The task> Count how many lines contain the word "Salary". Please give only the number.

--- BEGIN ---

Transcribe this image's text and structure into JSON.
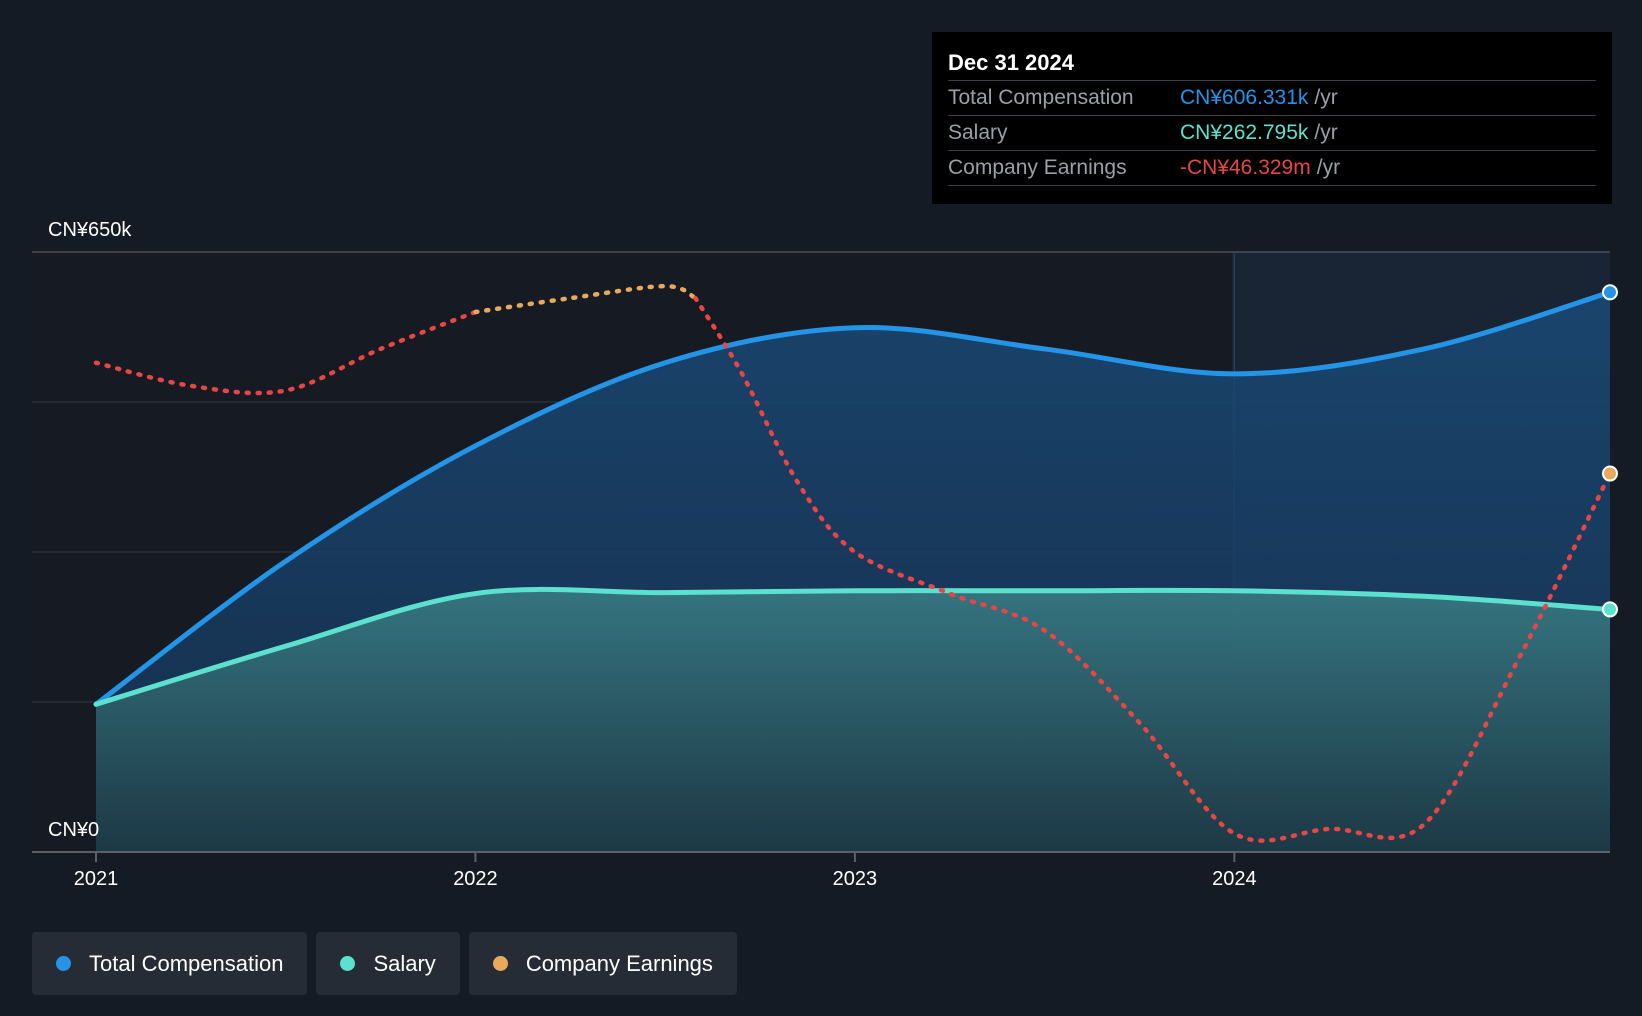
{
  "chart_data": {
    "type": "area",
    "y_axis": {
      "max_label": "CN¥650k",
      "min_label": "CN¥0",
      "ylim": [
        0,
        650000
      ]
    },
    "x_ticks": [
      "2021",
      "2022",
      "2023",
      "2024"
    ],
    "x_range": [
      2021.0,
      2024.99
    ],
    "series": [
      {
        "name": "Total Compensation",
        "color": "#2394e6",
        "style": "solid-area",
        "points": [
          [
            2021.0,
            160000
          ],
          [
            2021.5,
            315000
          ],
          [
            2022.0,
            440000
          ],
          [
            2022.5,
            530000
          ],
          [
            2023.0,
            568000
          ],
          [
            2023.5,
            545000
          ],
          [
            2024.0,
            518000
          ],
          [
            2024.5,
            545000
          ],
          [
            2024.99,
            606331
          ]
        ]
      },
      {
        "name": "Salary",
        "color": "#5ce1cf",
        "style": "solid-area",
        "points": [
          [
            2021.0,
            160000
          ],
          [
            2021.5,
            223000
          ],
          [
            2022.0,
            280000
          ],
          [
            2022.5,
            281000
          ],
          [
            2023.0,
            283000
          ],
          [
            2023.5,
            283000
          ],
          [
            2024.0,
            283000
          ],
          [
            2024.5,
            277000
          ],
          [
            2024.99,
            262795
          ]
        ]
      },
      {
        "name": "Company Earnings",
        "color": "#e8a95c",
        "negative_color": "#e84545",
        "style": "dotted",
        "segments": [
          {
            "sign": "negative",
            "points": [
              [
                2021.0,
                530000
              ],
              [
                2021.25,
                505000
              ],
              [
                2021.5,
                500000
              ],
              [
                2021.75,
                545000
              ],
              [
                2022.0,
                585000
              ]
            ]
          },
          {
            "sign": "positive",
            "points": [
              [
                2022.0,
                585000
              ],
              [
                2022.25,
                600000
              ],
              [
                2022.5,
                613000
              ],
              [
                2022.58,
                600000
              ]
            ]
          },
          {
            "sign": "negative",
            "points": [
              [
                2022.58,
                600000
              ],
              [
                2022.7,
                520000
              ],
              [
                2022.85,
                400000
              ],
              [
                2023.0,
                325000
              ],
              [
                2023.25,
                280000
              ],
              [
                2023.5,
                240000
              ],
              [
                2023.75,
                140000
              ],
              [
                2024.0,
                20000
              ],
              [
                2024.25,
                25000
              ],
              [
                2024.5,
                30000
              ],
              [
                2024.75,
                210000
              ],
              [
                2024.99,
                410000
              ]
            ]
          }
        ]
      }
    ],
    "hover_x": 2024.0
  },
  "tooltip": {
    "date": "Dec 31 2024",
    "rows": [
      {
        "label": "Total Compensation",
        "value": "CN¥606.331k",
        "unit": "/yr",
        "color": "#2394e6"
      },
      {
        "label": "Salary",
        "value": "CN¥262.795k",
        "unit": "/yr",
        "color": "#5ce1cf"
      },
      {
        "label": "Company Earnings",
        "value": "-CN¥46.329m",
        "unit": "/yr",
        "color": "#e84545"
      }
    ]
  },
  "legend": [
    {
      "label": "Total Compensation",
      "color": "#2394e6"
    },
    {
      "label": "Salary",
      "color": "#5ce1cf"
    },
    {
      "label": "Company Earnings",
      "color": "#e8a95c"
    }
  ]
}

--- END ---
--- BEGIN ---

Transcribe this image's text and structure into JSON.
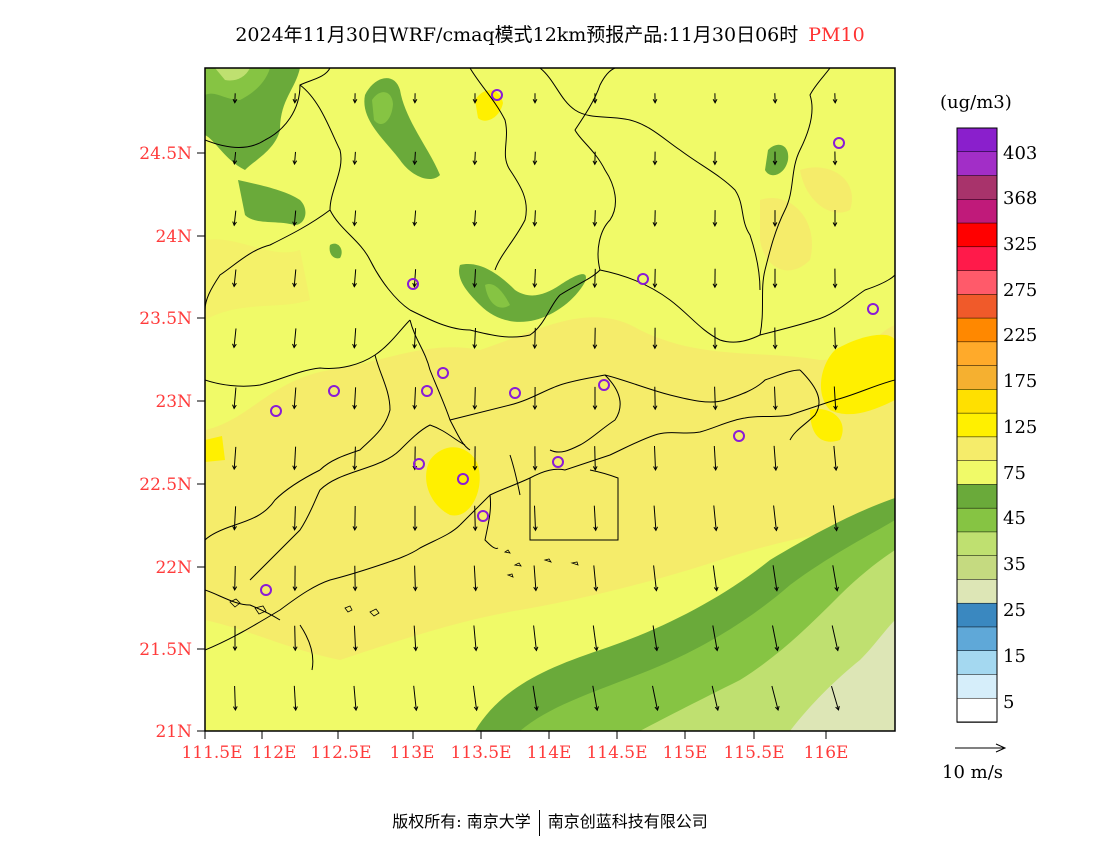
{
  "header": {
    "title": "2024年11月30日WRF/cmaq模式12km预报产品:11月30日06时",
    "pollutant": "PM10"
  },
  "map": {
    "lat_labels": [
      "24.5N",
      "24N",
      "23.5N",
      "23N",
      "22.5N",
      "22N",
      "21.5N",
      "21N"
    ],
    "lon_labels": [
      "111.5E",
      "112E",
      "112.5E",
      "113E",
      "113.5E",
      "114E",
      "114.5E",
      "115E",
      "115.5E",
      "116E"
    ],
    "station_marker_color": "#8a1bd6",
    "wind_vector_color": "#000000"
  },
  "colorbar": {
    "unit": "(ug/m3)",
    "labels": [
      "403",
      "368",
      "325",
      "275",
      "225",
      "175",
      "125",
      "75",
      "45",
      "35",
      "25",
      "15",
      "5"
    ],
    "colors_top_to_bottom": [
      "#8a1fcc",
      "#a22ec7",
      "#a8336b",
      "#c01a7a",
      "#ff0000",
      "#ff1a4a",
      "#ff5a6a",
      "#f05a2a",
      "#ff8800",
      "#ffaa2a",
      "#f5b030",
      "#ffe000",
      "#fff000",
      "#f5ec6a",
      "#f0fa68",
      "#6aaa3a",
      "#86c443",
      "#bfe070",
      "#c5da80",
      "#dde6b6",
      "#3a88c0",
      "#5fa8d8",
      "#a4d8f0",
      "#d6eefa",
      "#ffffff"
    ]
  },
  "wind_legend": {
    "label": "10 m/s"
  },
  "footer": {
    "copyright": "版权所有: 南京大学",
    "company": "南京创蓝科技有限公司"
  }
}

--- END ---

Exercise output> 3